__Exercise aim__. Give back every record exactly as it reads.

__Supplied data__.
▬▬▬▬▬▬▬▬▬▬

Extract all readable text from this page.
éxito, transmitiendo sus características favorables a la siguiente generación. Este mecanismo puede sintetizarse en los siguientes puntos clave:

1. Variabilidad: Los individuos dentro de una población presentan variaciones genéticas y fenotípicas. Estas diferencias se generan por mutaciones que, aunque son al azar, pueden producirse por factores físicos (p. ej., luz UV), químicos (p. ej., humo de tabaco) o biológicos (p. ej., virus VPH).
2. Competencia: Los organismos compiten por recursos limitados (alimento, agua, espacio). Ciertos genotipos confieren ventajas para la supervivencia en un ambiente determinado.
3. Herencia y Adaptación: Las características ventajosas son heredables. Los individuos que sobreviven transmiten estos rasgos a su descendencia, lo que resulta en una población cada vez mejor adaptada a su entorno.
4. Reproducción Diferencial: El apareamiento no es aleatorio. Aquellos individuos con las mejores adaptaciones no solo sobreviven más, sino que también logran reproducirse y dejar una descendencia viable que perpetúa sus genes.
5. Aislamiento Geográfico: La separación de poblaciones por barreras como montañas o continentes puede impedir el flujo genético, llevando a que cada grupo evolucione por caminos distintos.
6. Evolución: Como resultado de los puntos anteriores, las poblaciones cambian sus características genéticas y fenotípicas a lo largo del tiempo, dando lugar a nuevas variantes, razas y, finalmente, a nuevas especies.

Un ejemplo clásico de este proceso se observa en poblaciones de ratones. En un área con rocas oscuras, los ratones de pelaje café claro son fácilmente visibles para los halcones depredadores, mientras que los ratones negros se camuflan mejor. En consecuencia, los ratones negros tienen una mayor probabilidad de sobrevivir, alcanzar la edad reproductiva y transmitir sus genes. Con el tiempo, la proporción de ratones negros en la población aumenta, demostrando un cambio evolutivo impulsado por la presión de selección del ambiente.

▬▬▬▬▬▬▬▬▬▬

__Written response__.
Extract all readable text from this page.
éxito, transmitiendo sus características favorables a la siguiente generación. Este mecanismo puede sintetizarse en los siguientes puntos clave:

1. Variabilidad: Los individuos dentro de una población presentan variaciones genéticas y fenotípicas. Estas diferencias se generan por mutaciones que, aunque son al azar, pueden producirse por factores físicos (p. ej., luz UV), químicos (p. ej., humo de tabaco) o biológicos (p. ej., virus VPH).
2. Competencia: Los organismos compiten por recursos limitados (alimento, agua, espacio). Ciertos genotipos confieren ventajas para la supervivencia en un ambiente determinado.
3. Herencia y Adaptación: Las características ventajosas son heredables. Los individuos que sobreviven transmiten estos rasgos a su descendencia, lo que resulta en una población cada vez mejor adaptada a su entorno.
4. Reproducción Diferencial: El apareamiento no es aleatorio. Aquellos individuos con las mejores adaptaciones no solo sobreviven más, sino que también logran reproducirse y dejar una descendencia viable que perpetúa sus genes.
5. Aislamiento Geográfico: La separación de poblaciones por barreras como montañas o continentes puede impedir el flujo genético, llevando a que cada grupo evolucione por caminos distintos.
6. Evolución: Como resultado de los puntos anteriores, las poblaciones cambian sus características genéticas y fenotípicas a lo largo del tiempo, dando lugar a nuevas variantes, razas y, finalmente, a nuevas especies.

Un ejemplo clásico de este proceso se observa en poblaciones de ratones. En un área con rocas oscuras, los ratones de pelaje café claro son fácilmente visibles para los halcones depredadores, mientras que los ratones negros se camuflan mejor. En consecuencia, los ratones negros tienen una mayor probabilidad de sobrevivir, alcanzar la edad reproductiva y transmitir sus genes. Con el tiempo, la proporción de ratones negros en la población aumenta, demostrando un cambio evolutivo impulsado por la presión de selección del ambiente.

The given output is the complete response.